#### [Aim]
Return the listing word for word, as given.

Excerpt from a dataset

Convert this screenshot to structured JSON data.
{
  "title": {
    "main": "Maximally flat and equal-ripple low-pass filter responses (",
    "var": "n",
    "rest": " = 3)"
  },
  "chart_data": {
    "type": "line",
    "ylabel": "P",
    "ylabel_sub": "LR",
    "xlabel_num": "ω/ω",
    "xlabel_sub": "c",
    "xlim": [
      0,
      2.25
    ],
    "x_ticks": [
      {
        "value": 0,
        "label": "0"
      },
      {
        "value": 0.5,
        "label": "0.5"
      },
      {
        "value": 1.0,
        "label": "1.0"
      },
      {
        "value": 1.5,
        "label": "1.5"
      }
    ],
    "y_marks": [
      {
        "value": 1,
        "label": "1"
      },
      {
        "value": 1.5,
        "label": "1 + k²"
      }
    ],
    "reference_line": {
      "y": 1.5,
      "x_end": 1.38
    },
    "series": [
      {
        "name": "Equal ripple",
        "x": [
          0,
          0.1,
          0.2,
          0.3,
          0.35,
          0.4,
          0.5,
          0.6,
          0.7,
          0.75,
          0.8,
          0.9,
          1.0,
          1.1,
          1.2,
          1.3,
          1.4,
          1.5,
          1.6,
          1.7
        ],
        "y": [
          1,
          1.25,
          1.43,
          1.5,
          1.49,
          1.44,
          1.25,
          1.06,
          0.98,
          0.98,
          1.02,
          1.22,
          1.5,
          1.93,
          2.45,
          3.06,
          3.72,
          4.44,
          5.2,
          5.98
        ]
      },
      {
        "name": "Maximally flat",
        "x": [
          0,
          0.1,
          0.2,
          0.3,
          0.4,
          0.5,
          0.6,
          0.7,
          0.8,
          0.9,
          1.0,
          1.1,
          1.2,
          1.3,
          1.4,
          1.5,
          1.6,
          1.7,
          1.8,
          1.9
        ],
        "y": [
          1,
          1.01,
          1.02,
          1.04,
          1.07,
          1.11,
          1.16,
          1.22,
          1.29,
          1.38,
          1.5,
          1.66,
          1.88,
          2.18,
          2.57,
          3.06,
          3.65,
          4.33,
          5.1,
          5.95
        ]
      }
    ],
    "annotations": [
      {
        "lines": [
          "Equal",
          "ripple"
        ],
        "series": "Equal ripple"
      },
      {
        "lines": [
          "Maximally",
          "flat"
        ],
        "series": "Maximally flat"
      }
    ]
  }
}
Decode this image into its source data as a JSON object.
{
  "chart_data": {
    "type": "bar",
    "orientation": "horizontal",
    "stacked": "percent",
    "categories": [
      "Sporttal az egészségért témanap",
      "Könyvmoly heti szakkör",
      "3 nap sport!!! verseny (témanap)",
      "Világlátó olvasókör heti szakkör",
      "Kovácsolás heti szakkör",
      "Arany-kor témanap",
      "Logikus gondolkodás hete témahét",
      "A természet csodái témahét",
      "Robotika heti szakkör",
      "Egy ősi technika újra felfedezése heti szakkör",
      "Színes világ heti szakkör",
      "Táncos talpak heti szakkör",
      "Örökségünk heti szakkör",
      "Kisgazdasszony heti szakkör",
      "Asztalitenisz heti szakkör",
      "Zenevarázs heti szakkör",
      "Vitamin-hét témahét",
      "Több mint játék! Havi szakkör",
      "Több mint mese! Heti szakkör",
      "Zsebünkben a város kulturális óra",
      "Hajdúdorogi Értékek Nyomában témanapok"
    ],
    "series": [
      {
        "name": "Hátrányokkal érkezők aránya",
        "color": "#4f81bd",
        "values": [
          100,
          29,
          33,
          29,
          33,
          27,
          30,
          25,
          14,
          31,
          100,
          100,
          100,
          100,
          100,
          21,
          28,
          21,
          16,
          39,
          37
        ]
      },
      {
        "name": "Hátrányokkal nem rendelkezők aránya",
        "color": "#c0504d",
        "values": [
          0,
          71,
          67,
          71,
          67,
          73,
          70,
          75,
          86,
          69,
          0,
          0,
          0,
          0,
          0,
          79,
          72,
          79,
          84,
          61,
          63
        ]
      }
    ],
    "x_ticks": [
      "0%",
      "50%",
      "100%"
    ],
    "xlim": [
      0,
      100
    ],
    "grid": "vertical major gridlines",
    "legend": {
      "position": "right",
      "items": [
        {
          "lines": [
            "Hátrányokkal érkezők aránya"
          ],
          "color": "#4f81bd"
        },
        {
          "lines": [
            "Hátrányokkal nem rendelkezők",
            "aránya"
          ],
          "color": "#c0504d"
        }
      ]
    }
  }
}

#### [Solution]
Convert this screenshot to structured JSON data.
{
  "title": {
    "main": "Maximally flat and equal-ripple low-pass filter responses (",
    "var": "n",
    "rest": " = 3)"
  },
  "chart_data": {
    "type": "line",
    "ylabel": "P",
    "ylabel_sub": "LR",
    "xlabel_num": "ω/ω",
    "xlabel_sub": "c",
    "xlim": [
      0,
      2.25
    ],
    "x_ticks": [
      {
        "value": 0,
        "label": "0"
      },
      {
        "value": 0.5,
        "label": "0.5"
      },
      {
        "value": 1.0,
        "label": "1.0"
      },
      {
        "value": 1.5,
        "label": "1.5"
      }
    ],
    "y_marks": [
      {
        "value": 1,
        "label": "1"
      },
      {
        "value": 1.5,
        "label": "1 + k²"
      }
    ],
    "reference_line": {
      "y": 1.5,
      "x_end": 1.38
    },
    "series": [
      {
        "name": "Equal ripple",
        "x": [
          0,
          0.1,
          0.2,
          0.3,
          0.35,
          0.4,
          0.5,
          0.6,
          0.7,
          0.75,
          0.8,
          0.9,
          1.0,
          1.1,
          1.2,
          1.3,
          1.4,
          1.5,
          1.6,
          1.7
        ],
        "y": [
          1,
          1.25,
          1.43,
          1.5,
          1.49,
          1.44,
          1.25,
          1.06,
          0.98,
          0.98,
          1.02,
          1.22,
          1.5,
          1.93,
          2.45,
          3.06,
          3.72,
          4.44,
          5.2,
          5.98
        ]
      },
      {
        "name": "Maximally flat",
        "x": [
          0,
          0.1,
          0.2,
          0.3,
          0.4,
          0.5,
          0.6,
          0.7,
          0.8,
          0.9,
          1.0,
          1.1,
          1.2,
          1.3,
          1.4,
          1.5,
          1.6,
          1.7,
          1.8,
          1.9
        ],
        "y": [
          1,
          1.01,
          1.02,
          1.04,
          1.07,
          1.11,
          1.16,
          1.22,
          1.29,
          1.38,
          1.5,
          1.66,
          1.88,
          2.18,
          2.57,
          3.06,
          3.65,
          4.33,
          5.1,
          5.95
        ]
      }
    ],
    "annotations": [
      {
        "lines": [
          "Equal",
          "ripple"
        ],
        "series": "Equal ripple"
      },
      {
        "lines": [
          "Maximally",
          "flat"
        ],
        "series": "Maximally flat"
      }
    ]
  }
}
Decode this image into its source data as a JSON object.
{
  "chart_data": {
    "type": "bar",
    "orientation": "horizontal",
    "stacked": "percent",
    "categories": [
      "Sporttal az egészségért témanap",
      "Könyvmoly heti szakkör",
      "3 nap sport!!! verseny (témanap)",
      "Világlátó olvasókör heti szakkör",
      "Kovácsolás heti szakkör",
      "Arany-kor témanap",
      "Logikus gondolkodás hete témahét",
      "A természet csodái témahét",
      "Robotika heti szakkör",
      "Egy ősi technika újra felfedezése heti szakkör",
      "Színes világ heti szakkör",
      "Táncos talpak heti szakkör",
      "Örökségünk heti szakkör",
      "Kisgazdasszony heti szakkör",
      "Asztalitenisz heti szakkör",
      "Zenevarázs heti szakkör",
      "Vitamin-hét témahét",
      "Több mint játék! Havi szakkör",
      "Több mint mese! Heti szakkör",
      "Zsebünkben a város kulturális óra",
      "Hajdúdorogi Értékek Nyomában témanapok"
    ],
    "series": [
      {
        "name": "Hátrányokkal érkezők aránya",
        "color": "#4f81bd",
        "values": [
          100,
          29,
          33,
          29,
          33,
          27,
          30,
          25,
          14,
          31,
          100,
          100,
          100,
          100,
          100,
          21,
          28,
          21,
          16,
          39,
          37
        ]
      },
      {
        "name": "Hátrányokkal nem rendelkezők aránya",
        "color": "#c0504d",
        "values": [
          0,
          71,
          67,
          71,
          67,
          73,
          70,
          75,
          86,
          69,
          0,
          0,
          0,
          0,
          0,
          79,
          72,
          79,
          84,
          61,
          63
        ]
      }
    ],
    "x_ticks": [
      "0%",
      "50%",
      "100%"
    ],
    "xlim": [
      0,
      100
    ],
    "grid": "vertical major gridlines",
    "legend": {
      "position": "right",
      "items": [
        {
          "lines": [
            "Hátrányokkal érkezők aránya"
          ],
          "color": "#4f81bd"
        },
        {
          "lines": [
            "Hátrányokkal nem rendelkezők",
            "aránya"
          ],
          "color": "#c0504d"
        }
      ]
    }
  }
}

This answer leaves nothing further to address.